Look through the records that follow. Copy every line containing the word "Kopf".

════════════════════

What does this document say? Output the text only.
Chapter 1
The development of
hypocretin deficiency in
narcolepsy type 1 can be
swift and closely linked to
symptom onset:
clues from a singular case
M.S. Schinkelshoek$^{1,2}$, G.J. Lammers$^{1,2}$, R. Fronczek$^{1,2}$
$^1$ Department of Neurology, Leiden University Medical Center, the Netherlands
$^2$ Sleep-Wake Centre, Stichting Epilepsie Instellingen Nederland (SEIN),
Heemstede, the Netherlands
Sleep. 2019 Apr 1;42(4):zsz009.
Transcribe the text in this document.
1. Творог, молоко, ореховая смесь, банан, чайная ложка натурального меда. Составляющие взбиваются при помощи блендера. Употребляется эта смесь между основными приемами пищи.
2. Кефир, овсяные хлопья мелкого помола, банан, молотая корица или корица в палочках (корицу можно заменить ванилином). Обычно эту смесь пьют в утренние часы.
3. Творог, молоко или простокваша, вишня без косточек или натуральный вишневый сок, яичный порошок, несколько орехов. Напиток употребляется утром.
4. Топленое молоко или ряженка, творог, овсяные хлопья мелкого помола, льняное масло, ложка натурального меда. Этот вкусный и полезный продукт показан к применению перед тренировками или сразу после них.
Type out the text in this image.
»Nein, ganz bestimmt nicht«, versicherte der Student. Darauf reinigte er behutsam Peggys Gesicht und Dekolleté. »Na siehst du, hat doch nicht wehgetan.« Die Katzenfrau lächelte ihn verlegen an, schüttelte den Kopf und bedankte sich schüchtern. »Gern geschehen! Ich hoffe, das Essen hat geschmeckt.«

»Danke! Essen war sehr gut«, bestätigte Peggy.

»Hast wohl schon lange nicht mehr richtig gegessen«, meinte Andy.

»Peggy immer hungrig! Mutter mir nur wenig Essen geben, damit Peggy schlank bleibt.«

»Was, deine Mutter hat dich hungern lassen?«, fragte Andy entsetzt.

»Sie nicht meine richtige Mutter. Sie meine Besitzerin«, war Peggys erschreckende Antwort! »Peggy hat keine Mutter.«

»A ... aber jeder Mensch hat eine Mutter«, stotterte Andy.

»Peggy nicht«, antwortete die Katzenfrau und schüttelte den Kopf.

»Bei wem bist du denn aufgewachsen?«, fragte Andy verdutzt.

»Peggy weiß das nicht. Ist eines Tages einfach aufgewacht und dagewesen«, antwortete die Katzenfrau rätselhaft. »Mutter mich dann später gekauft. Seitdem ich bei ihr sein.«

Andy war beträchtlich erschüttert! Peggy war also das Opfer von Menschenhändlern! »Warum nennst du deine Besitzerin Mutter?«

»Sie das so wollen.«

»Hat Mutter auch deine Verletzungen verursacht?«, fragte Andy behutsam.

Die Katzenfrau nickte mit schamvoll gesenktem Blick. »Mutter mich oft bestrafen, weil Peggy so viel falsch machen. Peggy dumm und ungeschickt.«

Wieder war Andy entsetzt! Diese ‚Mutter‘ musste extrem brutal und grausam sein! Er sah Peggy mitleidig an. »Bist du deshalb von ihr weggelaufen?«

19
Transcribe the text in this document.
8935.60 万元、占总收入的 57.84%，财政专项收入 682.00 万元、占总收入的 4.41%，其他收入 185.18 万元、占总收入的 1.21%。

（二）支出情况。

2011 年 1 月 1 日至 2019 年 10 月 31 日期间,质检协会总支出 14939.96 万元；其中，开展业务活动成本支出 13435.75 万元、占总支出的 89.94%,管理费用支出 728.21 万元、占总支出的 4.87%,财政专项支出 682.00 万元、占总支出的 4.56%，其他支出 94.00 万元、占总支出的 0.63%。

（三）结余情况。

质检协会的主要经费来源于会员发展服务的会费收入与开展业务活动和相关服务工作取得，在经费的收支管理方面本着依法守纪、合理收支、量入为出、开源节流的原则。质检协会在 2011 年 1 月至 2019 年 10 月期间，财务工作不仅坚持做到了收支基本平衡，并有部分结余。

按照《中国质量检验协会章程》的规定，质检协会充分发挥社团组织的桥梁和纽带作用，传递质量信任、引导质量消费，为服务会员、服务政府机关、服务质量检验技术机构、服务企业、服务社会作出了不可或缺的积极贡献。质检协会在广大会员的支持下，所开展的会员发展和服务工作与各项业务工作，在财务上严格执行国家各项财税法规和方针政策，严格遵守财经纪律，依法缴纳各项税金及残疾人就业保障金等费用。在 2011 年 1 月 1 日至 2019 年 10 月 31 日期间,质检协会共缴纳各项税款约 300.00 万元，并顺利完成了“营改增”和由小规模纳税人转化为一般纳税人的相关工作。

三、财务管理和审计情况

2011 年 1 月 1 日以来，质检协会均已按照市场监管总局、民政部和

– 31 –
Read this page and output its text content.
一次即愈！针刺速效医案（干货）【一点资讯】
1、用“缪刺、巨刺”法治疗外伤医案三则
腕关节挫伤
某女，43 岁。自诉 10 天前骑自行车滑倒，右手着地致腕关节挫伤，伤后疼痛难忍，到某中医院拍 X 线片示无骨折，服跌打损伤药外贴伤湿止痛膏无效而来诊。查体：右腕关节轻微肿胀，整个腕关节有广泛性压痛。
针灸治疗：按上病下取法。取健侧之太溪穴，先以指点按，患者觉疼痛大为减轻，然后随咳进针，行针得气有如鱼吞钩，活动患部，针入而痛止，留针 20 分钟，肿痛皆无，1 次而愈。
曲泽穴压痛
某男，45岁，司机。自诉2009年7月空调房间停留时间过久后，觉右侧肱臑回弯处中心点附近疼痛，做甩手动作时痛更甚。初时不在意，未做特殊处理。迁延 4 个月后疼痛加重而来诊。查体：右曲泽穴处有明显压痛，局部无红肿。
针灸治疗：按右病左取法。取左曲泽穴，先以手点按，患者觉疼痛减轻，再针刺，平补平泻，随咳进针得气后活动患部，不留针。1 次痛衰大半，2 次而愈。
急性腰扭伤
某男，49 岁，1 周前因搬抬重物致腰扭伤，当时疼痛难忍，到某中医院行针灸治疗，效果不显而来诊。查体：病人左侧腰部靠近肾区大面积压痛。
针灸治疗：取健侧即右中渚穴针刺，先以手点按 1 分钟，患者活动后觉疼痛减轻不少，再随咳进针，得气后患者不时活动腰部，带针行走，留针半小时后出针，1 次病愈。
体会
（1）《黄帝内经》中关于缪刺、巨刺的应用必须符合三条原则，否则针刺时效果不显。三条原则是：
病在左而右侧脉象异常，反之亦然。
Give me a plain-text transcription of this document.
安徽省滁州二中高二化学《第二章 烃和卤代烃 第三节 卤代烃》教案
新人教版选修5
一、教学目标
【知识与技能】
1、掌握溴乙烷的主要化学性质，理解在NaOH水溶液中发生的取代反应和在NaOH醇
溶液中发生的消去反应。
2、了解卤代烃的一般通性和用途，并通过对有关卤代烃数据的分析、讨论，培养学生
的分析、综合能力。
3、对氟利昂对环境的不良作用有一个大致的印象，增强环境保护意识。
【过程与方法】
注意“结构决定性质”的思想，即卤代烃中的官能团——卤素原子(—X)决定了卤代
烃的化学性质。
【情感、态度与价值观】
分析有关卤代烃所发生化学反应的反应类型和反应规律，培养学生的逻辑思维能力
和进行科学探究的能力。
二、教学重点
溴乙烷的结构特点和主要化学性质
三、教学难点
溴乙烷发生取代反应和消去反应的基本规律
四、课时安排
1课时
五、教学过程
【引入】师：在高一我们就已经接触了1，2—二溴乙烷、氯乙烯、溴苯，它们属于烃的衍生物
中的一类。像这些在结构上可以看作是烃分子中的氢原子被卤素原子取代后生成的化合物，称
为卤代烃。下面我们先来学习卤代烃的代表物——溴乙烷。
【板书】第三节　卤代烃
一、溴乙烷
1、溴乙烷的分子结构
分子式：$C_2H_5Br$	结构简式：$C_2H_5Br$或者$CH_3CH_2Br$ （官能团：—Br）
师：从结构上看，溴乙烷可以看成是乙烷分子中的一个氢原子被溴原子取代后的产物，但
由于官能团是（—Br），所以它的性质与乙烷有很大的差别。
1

════════════════════

● Solution for this problem:
»Nein, ganz bestimmt nicht«, versicherte der Student. Darauf reinigte er behutsam Peggys Gesicht und Dekolleté. »Na siehst du, hat doch nicht wehgetan.« Die Katzenfrau lächelte ihn verlegen an, schüttelte den Kopf und bedankte sich schüchtern. »Gern geschehen! Ich hoffe, das Essen hat geschmeckt.«
»Peggy nicht«, antwortete die Katzenfrau und schüttelte den Kopf.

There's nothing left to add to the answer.